◆ Task directions
Your task is to reproduce the material exactly.

◆ Saved data entries
· · ·

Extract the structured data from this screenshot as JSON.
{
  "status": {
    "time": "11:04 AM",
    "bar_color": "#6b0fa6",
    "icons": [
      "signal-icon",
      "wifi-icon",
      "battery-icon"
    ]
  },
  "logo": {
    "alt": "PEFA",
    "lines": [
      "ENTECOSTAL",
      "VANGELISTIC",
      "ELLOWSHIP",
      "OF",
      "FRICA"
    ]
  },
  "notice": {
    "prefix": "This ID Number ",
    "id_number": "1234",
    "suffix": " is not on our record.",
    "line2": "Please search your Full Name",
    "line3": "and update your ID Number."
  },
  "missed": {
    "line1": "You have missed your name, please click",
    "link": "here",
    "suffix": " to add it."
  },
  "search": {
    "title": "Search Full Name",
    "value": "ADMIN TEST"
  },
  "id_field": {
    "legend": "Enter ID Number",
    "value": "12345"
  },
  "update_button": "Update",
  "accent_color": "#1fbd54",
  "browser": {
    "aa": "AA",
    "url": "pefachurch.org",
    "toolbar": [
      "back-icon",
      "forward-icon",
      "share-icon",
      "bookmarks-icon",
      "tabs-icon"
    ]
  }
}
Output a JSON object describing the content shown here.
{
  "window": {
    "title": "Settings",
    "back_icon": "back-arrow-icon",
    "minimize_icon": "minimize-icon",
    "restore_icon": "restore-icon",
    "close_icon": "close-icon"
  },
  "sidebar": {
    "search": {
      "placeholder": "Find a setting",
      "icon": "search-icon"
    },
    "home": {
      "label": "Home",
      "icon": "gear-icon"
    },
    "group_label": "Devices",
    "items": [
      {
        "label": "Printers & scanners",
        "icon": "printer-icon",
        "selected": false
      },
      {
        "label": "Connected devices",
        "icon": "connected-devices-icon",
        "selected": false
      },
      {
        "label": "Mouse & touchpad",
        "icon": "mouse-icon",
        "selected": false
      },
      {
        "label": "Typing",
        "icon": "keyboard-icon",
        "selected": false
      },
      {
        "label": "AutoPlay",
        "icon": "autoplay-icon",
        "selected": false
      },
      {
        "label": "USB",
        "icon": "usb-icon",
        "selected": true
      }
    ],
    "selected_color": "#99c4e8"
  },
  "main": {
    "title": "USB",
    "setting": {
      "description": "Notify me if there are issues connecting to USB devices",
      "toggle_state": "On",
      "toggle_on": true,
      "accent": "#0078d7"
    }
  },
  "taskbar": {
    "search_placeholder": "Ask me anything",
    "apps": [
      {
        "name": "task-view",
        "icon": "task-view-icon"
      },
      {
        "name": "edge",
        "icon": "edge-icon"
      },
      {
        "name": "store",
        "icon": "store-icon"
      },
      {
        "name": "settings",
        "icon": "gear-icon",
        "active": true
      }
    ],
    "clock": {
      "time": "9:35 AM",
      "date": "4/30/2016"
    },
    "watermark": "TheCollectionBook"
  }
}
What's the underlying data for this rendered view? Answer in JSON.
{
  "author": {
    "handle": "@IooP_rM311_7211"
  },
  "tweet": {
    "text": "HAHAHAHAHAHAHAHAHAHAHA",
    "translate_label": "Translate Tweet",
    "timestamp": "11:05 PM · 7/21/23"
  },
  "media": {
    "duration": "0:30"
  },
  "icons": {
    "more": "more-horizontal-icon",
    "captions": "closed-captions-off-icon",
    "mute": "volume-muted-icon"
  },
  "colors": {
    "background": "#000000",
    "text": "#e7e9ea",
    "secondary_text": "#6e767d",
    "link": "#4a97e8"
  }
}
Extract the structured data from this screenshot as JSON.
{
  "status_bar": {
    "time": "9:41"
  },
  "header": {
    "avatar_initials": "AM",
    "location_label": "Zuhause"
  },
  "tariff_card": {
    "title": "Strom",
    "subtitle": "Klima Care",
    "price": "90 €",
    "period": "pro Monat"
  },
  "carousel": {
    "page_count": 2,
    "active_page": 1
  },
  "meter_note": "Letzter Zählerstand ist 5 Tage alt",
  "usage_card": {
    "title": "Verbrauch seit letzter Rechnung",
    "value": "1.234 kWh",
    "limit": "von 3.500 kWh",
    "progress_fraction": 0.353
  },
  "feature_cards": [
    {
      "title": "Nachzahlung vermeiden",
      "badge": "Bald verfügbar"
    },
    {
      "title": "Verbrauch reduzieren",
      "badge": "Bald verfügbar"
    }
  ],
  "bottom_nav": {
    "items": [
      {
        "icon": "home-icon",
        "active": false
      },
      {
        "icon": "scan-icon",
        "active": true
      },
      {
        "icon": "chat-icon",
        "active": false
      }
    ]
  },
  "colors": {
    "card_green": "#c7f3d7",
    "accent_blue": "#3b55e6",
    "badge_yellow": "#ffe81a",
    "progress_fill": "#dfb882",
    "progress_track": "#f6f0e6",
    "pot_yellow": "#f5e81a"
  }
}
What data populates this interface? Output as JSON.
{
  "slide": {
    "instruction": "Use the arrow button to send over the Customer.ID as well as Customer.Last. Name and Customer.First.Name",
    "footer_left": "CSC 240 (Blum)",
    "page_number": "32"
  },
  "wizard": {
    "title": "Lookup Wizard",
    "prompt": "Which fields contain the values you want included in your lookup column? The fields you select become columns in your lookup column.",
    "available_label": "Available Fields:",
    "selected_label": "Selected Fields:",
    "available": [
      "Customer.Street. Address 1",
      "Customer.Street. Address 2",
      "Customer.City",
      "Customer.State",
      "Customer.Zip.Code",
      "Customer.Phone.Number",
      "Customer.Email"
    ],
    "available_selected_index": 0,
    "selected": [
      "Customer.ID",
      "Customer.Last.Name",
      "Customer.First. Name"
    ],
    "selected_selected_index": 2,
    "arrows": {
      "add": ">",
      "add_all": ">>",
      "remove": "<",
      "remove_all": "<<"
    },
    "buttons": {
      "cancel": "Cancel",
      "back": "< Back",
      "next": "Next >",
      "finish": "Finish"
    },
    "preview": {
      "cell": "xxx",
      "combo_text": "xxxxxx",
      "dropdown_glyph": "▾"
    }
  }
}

· · ·

◆ Answer to this problem
Extract the structured data from this screenshot as JSON.
{
  "status": {
    "time": "11:04 AM",
    "bar_color": "#6b0fa6",
    "icons": [
      "signal-icon",
      "wifi-icon",
      "battery-icon"
    ]
  },
  "logo": {
    "alt": "PEFA",
    "lines": [
      "ENTECOSTAL",
      "VANGELISTIC",
      "ELLOWSHIP",
      "OF",
      "FRICA"
    ]
  },
  "notice": {
    "prefix": "This ID Number ",
    "id_number": "1234",
    "suffix": " is not on our record.",
    "line2": "Please search your Full Name",
    "line3": "and update your ID Number."
  },
  "missed": {
    "line1": "You have missed your name, please click",
    "link": "here",
    "suffix": " to add it."
  },
  "search": {
    "title": "Search Full Name",
    "value": "ADMIN TEST"
  },
  "id_field": {
    "legend": "Enter ID Number",
    "value": "12345"
  },
  "update_button": "Update",
  "accent_color": "#1fbd54",
  "browser": {
    "aa": "AA",
    "url": "pefachurch.org",
    "toolbar": [
      "back-icon",
      "forward-icon",
      "share-icon",
      "bookmarks-icon",
      "tabs-icon"
    ]
  }
}
Output a JSON object describing the content shown here.
{
  "window": {
    "title": "Settings",
    "back_icon": "back-arrow-icon",
    "minimize_icon": "minimize-icon",
    "restore_icon": "restore-icon",
    "close_icon": "close-icon"
  },
  "sidebar": {
    "search": {
      "placeholder": "Find a setting",
      "icon": "search-icon"
    },
    "home": {
      "label": "Home",
      "icon": "gear-icon"
    },
    "group_label": "Devices",
    "items": [
      {
        "label": "Printers & scanners",
        "icon": "printer-icon",
        "selected": false
      },
      {
        "label": "Connected devices",
        "icon": "connected-devices-icon",
        "selected": false
      },
      {
        "label": "Mouse & touchpad",
        "icon": "mouse-icon",
        "selected": false
      },
      {
        "label": "Typing",
        "icon": "keyboard-icon",
        "selected": false
      },
      {
        "label": "AutoPlay",
        "icon": "autoplay-icon",
        "selected": false
      },
      {
        "label": "USB",
        "icon": "usb-icon",
        "selected": true
      }
    ],
    "selected_color": "#99c4e8"
  },
  "main": {
    "title": "USB",
    "setting": {
      "description": "Notify me if there are issues connecting to USB devices",
      "toggle_state": "On",
      "toggle_on": true,
      "accent": "#0078d7"
    }
  },
  "taskbar": {
    "search_placeholder": "Ask me anything",
    "apps": [
      {
        "name": "task-view",
        "icon": "task-view-icon"
      },
      {
        "name": "edge",
        "icon": "edge-icon"
      },
      {
        "name": "store",
        "icon": "store-icon"
      },
      {
        "name": "settings",
        "icon": "gear-icon",
        "active": true
      }
    ],
    "clock": {
      "time": "9:35 AM",
      "date": "4/30/2016"
    },
    "watermark": "TheCollectionBook"
  }
}
What's the underlying data for this rendered view? Answer in JSON.
{
  "author": {
    "handle": "@IooP_rM311_7211"
  },
  "tweet": {
    "text": "HAHAHAHAHAHAHAHAHAHAHA",
    "translate_label": "Translate Tweet",
    "timestamp": "11:05 PM · 7/21/23"
  },
  "media": {
    "duration": "0:30"
  },
  "icons": {
    "more": "more-horizontal-icon",
    "captions": "closed-captions-off-icon",
    "mute": "volume-muted-icon"
  },
  "colors": {
    "background": "#000000",
    "text": "#e7e9ea",
    "secondary_text": "#6e767d",
    "link": "#4a97e8"
  }
}
Extract the structured data from this screenshot as JSON.
{
  "status_bar": {
    "time": "9:41"
  },
  "header": {
    "avatar_initials": "AM",
    "location_label": "Zuhause"
  },
  "tariff_card": {
    "title": "Strom",
    "subtitle": "Klima Care",
    "price": "90 €",
    "period": "pro Monat"
  },
  "carousel": {
    "page_count": 2,
    "active_page": 1
  },
  "meter_note": "Letzter Zählerstand ist 5 Tage alt",
  "usage_card": {
    "title": "Verbrauch seit letzter Rechnung",
    "value": "1.234 kWh",
    "limit": "von 3.500 kWh",
    "progress_fraction": 0.353
  },
  "feature_cards": [
    {
      "title": "Nachzahlung vermeiden",
      "badge": "Bald verfügbar"
    },
    {
      "title": "Verbrauch reduzieren",
      "badge": "Bald verfügbar"
    }
  ],
  "bottom_nav": {
    "items": [
      {
        "icon": "home-icon",
        "active": false
      },
      {
        "icon": "scan-icon",
        "active": true
      },
      {
        "icon": "chat-icon",
        "active": false
      }
    ]
  },
  "colors": {
    "card_green": "#c7f3d7",
    "accent_blue": "#3b55e6",
    "badge_yellow": "#ffe81a",
    "progress_fill": "#dfb882",
    "progress_track": "#f6f0e6",
    "pot_yellow": "#f5e81a"
  }
}
What data populates this interface? Output as JSON.
{
  "slide": {
    "instruction": "Use the arrow button to send over the Customer.ID as well as Customer.Last. Name and Customer.First.Name",
    "footer_left": "CSC 240 (Blum)",
    "page_number": "32"
  },
  "wizard": {
    "title": "Lookup Wizard",
    "prompt": "Which fields contain the values you want included in your lookup column? The fields you select become columns in your lookup column.",
    "available_label": "Available Fields:",
    "selected_label": "Selected Fields:",
    "available": [
      "Customer.Street. Address 1",
      "Customer.Street. Address 2",
      "Customer.City",
      "Customer.State",
      "Customer.Zip.Code",
      "Customer.Phone.Number",
      "Customer.Email"
    ],
    "available_selected_index": 0,
    "selected": [
      "Customer.ID",
      "Customer.Last.Name",
      "Customer.First. Name"
    ],
    "selected_selected_index": 2,
    "arrows": {
      "add": ">",
      "add_all": ">>",
      "remove": "<",
      "remove_all": "<<"
    },
    "buttons": {
      "cancel": "Cancel",
      "back": "< Back",
      "next": "Next >",
      "finish": "Finish"
    },
    "preview": {
      "cell": "xxx",
      "combo_text": "xxxxxx",
      "dropdown_glyph": "▾"
    }
  }
}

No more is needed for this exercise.